* **AIM**:
Repeat the entire listing exactly as written.
══════════
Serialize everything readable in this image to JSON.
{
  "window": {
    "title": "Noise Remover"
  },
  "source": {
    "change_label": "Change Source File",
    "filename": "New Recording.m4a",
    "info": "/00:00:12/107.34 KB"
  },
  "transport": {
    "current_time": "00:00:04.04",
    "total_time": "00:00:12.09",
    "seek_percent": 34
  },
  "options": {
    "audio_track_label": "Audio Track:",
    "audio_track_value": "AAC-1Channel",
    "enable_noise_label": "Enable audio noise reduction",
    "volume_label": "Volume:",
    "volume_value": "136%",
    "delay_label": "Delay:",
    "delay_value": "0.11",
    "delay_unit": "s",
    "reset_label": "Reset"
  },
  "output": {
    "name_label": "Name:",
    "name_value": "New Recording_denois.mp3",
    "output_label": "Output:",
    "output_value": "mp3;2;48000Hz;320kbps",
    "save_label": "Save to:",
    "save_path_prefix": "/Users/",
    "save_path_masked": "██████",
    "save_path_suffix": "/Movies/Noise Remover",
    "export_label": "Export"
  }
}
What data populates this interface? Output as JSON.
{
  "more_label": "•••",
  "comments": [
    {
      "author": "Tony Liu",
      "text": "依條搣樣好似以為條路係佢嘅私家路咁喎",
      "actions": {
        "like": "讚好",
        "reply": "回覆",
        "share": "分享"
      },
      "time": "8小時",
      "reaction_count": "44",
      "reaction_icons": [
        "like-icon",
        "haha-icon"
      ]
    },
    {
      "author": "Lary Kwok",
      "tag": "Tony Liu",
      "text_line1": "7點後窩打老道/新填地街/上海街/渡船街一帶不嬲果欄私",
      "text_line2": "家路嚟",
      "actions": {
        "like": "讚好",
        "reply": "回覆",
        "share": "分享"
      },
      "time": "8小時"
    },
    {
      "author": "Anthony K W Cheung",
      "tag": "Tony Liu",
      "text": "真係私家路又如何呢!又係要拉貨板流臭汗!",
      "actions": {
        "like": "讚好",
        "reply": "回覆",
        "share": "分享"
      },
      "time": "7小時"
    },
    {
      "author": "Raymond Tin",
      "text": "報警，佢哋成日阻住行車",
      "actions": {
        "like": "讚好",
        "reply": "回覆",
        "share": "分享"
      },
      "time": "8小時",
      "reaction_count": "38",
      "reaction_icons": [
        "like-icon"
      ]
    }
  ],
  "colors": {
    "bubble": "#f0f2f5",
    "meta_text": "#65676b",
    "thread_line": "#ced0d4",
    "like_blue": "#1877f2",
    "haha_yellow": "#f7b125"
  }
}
══════════
* **FINISHED TASK**:
Serialize everything readable in this image to JSON.
{
  "window": {
    "title": "Noise Remover"
  },
  "source": {
    "change_label": "Change Source File",
    "filename": "New Recording.m4a",
    "info": "/00:00:12/107.34 KB"
  },
  "transport": {
    "current_time": "00:00:04.04",
    "total_time": "00:00:12.09",
    "seek_percent": 34
  },
  "options": {
    "audio_track_label": "Audio Track:",
    "audio_track_value": "AAC-1Channel",
    "enable_noise_label": "Enable audio noise reduction",
    "volume_label": "Volume:",
    "volume_value": "136%",
    "delay_label": "Delay:",
    "delay_value": "0.11",
    "delay_unit": "s",
    "reset_label": "Reset"
  },
  "output": {
    "name_label": "Name:",
    "name_value": "New Recording_denois.mp3",
    "output_label": "Output:",
    "output_value": "mp3;2;48000Hz;320kbps",
    "save_label": "Save to:",
    "save_path_prefix": "/Users/",
    "save_path_masked": "██████",
    "save_path_suffix": "/Movies/Noise Remover",
    "export_label": "Export"
  }
}
What data populates this interface? Output as JSON.
{
  "more_label": "•••",
  "comments": [
    {
      "author": "Tony Liu",
      "text": "依條搣樣好似以為條路係佢嘅私家路咁喎",
      "actions": {
        "like": "讚好",
        "reply": "回覆",
        "share": "分享"
      },
      "time": "8小時",
      "reaction_count": "44",
      "reaction_icons": [
        "like-icon",
        "haha-icon"
      ]
    },
    {
      "author": "Lary Kwok",
      "tag": "Tony Liu",
      "text_line1": "7點後窩打老道/新填地街/上海街/渡船街一帶不嬲果欄私",
      "text_line2": "家路嚟",
      "actions": {
        "like": "讚好",
        "reply": "回覆",
        "share": "分享"
      },
      "time": "8小時"
    },
    {
      "author": "Anthony K W Cheung",
      "tag": "Tony Liu",
      "text": "真係私家路又如何呢!又係要拉貨板流臭汗!",
      "actions": {
        "like": "讚好",
        "reply": "回覆",
        "share": "分享"
      },
      "time": "7小時"
    },
    {
      "author": "Raymond Tin",
      "text": "報警，佢哋成日阻住行車",
      "actions": {
        "like": "讚好",
        "reply": "回覆",
        "share": "分享"
      },
      "time": "8小時",
      "reaction_count": "38",
      "reaction_icons": [
        "like-icon"
      ]
    }
  ],
  "colors": {
    "bubble": "#f0f2f5",
    "meta_text": "#65676b",
    "thread_line": "#ced0d4",
    "like_blue": "#1877f2",
    "haha_yellow": "#f7b125"
  }
}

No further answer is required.